WHAT THIS TASK INVOLVES => Could you print every record below exactly as it appears?

RECORDED INFORMATION =>
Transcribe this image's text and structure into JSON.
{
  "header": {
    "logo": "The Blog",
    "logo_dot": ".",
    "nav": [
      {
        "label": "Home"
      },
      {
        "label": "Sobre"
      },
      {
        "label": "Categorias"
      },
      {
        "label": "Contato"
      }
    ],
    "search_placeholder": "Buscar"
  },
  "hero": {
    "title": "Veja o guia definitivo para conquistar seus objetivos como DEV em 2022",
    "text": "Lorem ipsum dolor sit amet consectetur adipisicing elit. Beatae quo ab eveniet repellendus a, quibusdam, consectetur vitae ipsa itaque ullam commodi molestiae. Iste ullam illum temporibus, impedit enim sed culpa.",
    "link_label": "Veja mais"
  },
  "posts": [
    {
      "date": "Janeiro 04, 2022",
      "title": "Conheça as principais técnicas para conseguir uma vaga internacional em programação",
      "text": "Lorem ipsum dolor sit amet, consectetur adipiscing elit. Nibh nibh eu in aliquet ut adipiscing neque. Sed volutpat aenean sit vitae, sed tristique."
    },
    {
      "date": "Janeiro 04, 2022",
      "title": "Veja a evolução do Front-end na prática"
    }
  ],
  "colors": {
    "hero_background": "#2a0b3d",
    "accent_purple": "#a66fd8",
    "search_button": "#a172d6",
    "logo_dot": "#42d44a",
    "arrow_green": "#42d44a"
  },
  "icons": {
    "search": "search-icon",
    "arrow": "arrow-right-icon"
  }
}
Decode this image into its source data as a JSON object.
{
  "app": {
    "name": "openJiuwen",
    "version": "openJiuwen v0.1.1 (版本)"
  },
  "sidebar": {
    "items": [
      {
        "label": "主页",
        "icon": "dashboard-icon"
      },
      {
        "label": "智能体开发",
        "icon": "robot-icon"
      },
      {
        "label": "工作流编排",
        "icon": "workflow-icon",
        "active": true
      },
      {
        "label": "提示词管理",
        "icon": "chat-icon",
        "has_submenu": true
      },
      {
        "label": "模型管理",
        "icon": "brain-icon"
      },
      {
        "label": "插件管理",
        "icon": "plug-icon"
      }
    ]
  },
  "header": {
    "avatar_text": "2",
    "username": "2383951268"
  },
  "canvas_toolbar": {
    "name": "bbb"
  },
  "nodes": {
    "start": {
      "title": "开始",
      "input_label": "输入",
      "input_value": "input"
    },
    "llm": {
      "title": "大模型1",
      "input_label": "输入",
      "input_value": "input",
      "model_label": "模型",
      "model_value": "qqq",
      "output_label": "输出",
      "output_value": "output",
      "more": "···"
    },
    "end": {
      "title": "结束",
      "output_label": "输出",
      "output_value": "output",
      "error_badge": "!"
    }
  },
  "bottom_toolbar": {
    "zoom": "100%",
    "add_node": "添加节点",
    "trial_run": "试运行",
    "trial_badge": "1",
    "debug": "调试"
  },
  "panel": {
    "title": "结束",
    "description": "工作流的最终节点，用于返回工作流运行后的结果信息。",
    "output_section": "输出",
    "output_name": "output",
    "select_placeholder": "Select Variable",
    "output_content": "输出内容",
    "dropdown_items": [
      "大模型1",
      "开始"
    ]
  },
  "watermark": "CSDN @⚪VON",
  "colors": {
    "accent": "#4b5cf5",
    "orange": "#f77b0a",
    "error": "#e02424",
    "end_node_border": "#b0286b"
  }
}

ANSWER TO THE EXERCISE =>
Transcribe this image's text and structure into JSON.
{
  "header": {
    "logo": "The Blog",
    "logo_dot": ".",
    "nav": [
      {
        "label": "Home"
      },
      {
        "label": "Sobre"
      },
      {
        "label": "Categorias"
      },
      {
        "label": "Contato"
      }
    ],
    "search_placeholder": "Buscar"
  },
  "hero": {
    "title": "Veja o guia definitivo para conquistar seus objetivos como DEV em 2022",
    "text": "Lorem ipsum dolor sit amet consectetur adipisicing elit. Beatae quo ab eveniet repellendus a, quibusdam, consectetur vitae ipsa itaque ullam commodi molestiae. Iste ullam illum temporibus, impedit enim sed culpa.",
    "link_label": "Veja mais"
  },
  "posts": [
    {
      "date": "Janeiro 04, 2022",
      "title": "Conheça as principais técnicas para conseguir uma vaga internacional em programação",
      "text": "Lorem ipsum dolor sit amet, consectetur adipiscing elit. Nibh nibh eu in aliquet ut adipiscing neque. Sed volutpat aenean sit vitae, sed tristique."
    },
    {
      "date": "Janeiro 04, 2022",
      "title": "Veja a evolução do Front-end na prática"
    }
  ],
  "colors": {
    "hero_background": "#2a0b3d",
    "accent_purple": "#a66fd8",
    "search_button": "#a172d6",
    "logo_dot": "#42d44a",
    "arrow_green": "#42d44a"
  },
  "icons": {
    "search": "search-icon",
    "arrow": "arrow-right-icon"
  }
}
Decode this image into its source data as a JSON object.
{
  "app": {
    "name": "openJiuwen",
    "version": "openJiuwen v0.1.1 (版本)"
  },
  "sidebar": {
    "items": [
      {
        "label": "主页",
        "icon": "dashboard-icon"
      },
      {
        "label": "智能体开发",
        "icon": "robot-icon"
      },
      {
        "label": "工作流编排",
        "icon": "workflow-icon",
        "active": true
      },
      {
        "label": "提示词管理",
        "icon": "chat-icon",
        "has_submenu": true
      },
      {
        "label": "模型管理",
        "icon": "brain-icon"
      },
      {
        "label": "插件管理",
        "icon": "plug-icon"
      }
    ]
  },
  "header": {
    "avatar_text": "2",
    "username": "2383951268"
  },
  "canvas_toolbar": {
    "name": "bbb"
  },
  "nodes": {
    "start": {
      "title": "开始",
      "input_label": "输入",
      "input_value": "input"
    },
    "llm": {
      "title": "大模型1",
      "input_label": "输入",
      "input_value": "input",
      "model_label": "模型",
      "model_value": "qqq",
      "output_label": "输出",
      "output_value": "output",
      "more": "···"
    },
    "end": {
      "title": "结束",
      "output_label": "输出",
      "output_value": "output",
      "error_badge": "!"
    }
  },
  "bottom_toolbar": {
    "zoom": "100%",
    "add_node": "添加节点",
    "trial_run": "试运行",
    "trial_badge": "1",
    "debug": "调试"
  },
  "panel": {
    "title": "结束",
    "description": "工作流的最终节点，用于返回工作流运行后的结果信息。",
    "output_section": "输出",
    "output_name": "output",
    "select_placeholder": "Select Variable",
    "output_content": "输出内容",
    "dropdown_items": [
      "大模型1",
      "开始"
    ]
  },
  "watermark": "CSDN @⚪VON",
  "colors": {
    "accent": "#4b5cf5",
    "orange": "#f77b0a",
    "error": "#e02424",
    "end_node_border": "#b0286b"
  }
}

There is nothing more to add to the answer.